Identify the lines that contain the string "TODAY", then copy each of them.
*** RECORDS ***
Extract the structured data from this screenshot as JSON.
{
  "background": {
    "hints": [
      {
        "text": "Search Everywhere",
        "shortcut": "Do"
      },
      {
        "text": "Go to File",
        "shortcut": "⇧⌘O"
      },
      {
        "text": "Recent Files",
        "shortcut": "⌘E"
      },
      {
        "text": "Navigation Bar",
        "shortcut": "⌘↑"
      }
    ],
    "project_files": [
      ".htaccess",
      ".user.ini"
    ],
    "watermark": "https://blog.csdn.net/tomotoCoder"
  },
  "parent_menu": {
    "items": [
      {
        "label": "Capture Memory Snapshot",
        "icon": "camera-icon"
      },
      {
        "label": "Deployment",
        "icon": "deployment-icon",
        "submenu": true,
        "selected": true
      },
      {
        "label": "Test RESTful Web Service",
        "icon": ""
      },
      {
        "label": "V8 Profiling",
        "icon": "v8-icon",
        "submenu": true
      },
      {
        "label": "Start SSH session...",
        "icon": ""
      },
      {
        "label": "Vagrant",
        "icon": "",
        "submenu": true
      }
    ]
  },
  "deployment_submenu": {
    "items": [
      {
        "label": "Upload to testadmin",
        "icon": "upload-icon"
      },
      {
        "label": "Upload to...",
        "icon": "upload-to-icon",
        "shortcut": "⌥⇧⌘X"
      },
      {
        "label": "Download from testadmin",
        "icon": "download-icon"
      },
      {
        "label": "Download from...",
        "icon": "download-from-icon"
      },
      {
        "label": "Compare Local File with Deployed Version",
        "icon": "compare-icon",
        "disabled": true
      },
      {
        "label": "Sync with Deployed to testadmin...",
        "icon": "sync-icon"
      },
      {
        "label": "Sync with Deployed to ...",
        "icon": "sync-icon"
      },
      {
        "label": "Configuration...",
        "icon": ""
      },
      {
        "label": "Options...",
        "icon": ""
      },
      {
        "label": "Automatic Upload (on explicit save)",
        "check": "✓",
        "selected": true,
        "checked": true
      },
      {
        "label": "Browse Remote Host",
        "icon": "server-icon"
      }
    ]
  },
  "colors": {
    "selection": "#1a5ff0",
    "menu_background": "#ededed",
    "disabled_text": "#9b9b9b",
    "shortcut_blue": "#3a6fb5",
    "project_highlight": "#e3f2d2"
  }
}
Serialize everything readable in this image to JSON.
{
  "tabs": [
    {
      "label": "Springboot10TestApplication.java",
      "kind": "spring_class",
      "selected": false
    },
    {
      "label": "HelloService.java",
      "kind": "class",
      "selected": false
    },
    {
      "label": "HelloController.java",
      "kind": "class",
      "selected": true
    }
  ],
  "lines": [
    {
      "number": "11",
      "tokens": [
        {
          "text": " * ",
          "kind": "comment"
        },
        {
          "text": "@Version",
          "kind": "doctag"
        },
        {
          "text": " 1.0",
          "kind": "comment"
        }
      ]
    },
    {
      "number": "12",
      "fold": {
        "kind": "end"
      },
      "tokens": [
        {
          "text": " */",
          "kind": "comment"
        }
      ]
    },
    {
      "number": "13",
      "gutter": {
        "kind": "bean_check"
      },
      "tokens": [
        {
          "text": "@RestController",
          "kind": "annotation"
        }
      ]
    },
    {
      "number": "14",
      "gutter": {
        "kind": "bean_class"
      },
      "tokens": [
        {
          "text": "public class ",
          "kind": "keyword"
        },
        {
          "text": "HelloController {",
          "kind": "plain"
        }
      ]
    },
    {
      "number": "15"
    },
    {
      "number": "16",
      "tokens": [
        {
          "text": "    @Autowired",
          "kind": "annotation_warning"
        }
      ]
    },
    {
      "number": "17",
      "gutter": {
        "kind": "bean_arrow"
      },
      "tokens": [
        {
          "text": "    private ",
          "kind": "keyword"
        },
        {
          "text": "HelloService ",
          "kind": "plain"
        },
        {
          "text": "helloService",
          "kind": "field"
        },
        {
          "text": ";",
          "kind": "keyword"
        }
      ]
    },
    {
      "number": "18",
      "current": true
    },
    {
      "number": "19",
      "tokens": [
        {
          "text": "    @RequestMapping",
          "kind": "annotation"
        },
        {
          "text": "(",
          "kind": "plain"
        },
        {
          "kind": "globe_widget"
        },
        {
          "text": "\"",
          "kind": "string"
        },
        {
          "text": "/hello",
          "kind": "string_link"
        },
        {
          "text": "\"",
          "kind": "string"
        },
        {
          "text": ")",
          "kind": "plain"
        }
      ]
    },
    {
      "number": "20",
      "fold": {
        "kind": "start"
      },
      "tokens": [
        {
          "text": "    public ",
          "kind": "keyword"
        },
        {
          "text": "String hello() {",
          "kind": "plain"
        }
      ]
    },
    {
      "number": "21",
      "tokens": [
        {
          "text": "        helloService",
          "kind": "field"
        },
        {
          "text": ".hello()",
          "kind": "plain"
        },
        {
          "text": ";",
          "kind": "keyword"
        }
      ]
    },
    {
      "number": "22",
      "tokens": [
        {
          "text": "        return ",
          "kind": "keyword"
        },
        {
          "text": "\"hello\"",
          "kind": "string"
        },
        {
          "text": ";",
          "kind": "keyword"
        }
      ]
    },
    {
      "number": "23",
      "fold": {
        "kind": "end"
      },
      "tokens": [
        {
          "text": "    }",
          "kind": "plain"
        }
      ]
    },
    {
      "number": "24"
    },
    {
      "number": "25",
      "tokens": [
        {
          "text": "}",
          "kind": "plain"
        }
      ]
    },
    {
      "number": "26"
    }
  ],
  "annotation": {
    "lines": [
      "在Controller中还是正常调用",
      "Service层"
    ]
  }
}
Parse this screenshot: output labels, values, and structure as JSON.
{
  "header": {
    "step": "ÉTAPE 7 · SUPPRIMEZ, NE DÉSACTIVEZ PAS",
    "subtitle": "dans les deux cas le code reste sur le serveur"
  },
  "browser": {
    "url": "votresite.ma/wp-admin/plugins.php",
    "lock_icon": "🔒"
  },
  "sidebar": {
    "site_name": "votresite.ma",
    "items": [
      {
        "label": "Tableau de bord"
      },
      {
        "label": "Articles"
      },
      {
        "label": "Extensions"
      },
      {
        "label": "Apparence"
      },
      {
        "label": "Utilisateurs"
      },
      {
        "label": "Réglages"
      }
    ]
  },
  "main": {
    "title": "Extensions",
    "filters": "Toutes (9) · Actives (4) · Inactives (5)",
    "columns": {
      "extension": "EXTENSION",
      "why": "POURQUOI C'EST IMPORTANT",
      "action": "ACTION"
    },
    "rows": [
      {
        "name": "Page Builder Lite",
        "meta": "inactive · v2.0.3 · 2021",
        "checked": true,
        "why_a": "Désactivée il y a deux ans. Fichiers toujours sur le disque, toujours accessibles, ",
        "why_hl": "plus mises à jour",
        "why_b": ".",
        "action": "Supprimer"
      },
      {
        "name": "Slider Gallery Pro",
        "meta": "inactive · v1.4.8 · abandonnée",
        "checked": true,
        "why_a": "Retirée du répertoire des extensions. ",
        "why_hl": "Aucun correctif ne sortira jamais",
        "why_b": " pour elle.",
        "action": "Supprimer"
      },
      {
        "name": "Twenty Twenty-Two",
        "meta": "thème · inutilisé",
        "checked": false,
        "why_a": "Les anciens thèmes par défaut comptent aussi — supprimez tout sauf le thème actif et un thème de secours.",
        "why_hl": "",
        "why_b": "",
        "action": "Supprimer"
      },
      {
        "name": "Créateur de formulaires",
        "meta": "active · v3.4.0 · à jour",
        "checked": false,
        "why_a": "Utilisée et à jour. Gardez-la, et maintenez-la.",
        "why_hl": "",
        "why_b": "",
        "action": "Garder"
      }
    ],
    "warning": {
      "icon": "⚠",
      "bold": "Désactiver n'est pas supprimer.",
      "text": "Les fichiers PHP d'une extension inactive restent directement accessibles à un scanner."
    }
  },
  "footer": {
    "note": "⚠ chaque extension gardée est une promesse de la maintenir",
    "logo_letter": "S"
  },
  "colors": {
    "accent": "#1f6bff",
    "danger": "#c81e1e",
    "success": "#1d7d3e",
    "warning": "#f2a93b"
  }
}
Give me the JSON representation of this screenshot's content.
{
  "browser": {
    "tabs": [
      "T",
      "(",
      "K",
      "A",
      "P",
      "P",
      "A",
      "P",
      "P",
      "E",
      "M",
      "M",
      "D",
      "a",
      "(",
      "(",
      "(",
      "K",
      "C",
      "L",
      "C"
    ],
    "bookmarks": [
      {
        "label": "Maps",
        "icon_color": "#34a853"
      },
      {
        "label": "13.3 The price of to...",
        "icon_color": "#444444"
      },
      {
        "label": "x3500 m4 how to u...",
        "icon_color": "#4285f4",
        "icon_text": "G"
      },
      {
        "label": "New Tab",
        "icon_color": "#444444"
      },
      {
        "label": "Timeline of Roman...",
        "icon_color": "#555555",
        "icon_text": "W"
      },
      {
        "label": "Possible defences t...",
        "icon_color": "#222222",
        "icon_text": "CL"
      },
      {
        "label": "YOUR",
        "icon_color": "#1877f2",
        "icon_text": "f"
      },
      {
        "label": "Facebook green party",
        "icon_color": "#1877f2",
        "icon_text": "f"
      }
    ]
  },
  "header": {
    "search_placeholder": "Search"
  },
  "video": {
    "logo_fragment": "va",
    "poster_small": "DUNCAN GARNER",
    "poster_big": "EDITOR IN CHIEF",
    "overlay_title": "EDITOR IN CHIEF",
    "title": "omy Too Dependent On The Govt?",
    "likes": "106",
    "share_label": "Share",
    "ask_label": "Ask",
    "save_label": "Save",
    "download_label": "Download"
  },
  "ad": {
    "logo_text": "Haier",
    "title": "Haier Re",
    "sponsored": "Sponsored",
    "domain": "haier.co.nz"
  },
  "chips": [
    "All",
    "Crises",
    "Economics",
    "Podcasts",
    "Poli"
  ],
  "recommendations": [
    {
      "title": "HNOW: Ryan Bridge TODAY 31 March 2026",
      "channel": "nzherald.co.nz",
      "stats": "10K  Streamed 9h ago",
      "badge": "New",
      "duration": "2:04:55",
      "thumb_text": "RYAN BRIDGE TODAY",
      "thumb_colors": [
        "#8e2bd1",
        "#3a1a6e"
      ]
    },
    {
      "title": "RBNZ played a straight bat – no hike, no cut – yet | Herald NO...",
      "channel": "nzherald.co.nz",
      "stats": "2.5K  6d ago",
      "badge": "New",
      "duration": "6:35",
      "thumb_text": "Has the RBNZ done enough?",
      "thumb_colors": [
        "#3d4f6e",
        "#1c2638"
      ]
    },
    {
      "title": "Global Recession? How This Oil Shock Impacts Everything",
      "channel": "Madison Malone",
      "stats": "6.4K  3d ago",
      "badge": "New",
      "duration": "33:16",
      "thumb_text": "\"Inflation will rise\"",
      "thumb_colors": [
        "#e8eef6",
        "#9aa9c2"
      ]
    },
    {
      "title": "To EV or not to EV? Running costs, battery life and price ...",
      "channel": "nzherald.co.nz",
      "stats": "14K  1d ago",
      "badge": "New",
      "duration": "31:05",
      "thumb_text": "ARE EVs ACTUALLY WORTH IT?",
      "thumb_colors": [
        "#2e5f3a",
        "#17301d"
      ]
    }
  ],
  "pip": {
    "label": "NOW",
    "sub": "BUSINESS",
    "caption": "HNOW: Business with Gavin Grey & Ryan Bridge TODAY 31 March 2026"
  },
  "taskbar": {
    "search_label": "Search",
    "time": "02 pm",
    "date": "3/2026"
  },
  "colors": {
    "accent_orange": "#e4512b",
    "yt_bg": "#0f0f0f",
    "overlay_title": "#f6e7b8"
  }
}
***
* RESPONSE:
      "title": "HNOW: Ryan Bridge TODAY 31 March 2026",
      "thumb_text": "RYAN BRIDGE TODAY",
    "caption": "HNOW: Business with Gavin Grey & Ryan Bridge TODAY 31 March 2026"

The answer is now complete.